**Data excerpts:**
---------------

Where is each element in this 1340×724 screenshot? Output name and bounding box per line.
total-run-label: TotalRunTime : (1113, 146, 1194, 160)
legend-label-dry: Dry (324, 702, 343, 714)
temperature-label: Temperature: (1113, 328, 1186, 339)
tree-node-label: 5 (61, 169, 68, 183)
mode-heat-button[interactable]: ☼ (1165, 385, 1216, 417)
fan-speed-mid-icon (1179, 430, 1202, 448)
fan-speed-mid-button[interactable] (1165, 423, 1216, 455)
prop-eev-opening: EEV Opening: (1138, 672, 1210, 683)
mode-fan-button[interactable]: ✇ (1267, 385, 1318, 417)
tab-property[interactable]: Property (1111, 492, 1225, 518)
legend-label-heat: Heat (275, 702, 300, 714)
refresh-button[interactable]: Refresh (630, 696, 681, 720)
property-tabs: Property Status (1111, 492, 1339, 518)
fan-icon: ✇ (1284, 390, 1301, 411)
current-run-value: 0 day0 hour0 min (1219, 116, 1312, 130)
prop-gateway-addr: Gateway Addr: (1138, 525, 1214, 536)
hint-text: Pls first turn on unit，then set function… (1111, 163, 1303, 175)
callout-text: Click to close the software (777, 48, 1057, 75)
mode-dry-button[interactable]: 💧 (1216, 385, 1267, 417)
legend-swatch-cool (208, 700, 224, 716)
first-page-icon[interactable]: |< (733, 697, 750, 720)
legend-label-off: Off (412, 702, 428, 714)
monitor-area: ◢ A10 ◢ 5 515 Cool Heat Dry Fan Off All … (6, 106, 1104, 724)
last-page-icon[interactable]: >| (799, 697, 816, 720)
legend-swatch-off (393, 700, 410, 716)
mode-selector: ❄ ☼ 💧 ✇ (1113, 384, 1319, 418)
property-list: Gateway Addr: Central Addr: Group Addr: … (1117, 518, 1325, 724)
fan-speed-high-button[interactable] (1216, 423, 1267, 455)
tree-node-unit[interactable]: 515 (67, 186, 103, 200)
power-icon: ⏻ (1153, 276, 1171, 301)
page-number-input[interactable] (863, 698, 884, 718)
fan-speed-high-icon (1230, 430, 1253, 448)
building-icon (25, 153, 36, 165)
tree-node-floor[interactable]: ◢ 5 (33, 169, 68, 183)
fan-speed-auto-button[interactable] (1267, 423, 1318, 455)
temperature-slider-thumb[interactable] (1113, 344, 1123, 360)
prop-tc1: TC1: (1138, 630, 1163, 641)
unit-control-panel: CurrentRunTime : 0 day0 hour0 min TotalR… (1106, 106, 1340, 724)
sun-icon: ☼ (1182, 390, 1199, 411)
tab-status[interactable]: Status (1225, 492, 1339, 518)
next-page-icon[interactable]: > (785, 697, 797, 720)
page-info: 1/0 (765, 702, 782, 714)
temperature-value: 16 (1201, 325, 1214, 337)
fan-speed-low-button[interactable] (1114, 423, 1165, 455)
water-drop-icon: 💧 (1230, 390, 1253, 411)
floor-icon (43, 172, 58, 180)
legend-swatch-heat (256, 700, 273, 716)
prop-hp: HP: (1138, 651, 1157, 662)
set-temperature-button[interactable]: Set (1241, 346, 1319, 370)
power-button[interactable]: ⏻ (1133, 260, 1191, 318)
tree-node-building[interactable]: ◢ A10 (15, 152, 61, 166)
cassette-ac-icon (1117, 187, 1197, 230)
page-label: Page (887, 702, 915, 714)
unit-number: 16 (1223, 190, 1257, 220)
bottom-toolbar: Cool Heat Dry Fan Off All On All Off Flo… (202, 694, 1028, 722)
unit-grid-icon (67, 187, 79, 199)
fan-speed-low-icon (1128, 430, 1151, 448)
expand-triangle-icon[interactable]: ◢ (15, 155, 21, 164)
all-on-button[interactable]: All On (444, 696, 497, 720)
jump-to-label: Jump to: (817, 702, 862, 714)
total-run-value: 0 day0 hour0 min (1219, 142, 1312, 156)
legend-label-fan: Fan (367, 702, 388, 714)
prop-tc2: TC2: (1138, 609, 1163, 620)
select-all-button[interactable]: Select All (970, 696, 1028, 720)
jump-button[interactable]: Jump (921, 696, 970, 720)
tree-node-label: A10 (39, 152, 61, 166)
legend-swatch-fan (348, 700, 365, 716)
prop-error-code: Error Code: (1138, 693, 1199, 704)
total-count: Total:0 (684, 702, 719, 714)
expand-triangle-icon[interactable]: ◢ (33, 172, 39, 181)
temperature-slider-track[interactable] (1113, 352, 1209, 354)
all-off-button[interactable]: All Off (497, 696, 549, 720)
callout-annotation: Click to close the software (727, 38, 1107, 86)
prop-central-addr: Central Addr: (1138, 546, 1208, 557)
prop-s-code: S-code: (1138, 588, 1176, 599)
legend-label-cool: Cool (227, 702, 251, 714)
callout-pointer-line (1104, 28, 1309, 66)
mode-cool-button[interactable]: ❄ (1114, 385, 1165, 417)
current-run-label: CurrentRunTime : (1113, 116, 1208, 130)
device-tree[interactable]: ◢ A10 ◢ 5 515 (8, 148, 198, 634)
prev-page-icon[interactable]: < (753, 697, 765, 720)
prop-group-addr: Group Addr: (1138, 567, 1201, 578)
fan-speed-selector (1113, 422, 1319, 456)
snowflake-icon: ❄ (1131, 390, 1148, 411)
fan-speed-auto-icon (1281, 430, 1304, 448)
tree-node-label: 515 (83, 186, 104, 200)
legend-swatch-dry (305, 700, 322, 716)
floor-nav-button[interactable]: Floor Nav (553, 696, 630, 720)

---------------

**What to do:** Copy the part of the listing above that opens with its first line and closes with the line containing "callout-text: Click to", including both of those lines.

**Expected answer:**
Where is each element in this 1340×724 screenshot? Output name and bounding box per line.
total-run-label: TotalRunTime : (1113, 146, 1194, 160)
legend-label-dry: Dry (324, 702, 343, 714)
temperature-label: Temperature: (1113, 328, 1186, 339)
tree-node-label: 5 (61, 169, 68, 183)
mode-heat-button[interactable]: ☼ (1165, 385, 1216, 417)
fan-speed-mid-icon (1179, 430, 1202, 448)
fan-speed-mid-button[interactable] (1165, 423, 1216, 455)
prop-eev-opening: EEV Opening: (1138, 672, 1210, 683)
mode-fan-button[interactable]: ✇ (1267, 385, 1318, 417)
tab-property[interactable]: Property (1111, 492, 1225, 518)
legend-label-heat: Heat (275, 702, 300, 714)
refresh-button[interactable]: Refresh (630, 696, 681, 720)
property-tabs: Property Status (1111, 492, 1339, 518)
fan-icon: ✇ (1284, 390, 1301, 411)
current-run-value: 0 day0 hour0 min (1219, 116, 1312, 130)
prop-gateway-addr: Gateway Addr: (1138, 525, 1214, 536)
hint-text: Pls first turn on unit，then set function… (1111, 163, 1303, 175)
callout-text: Click to close the software (777, 48, 1057, 75)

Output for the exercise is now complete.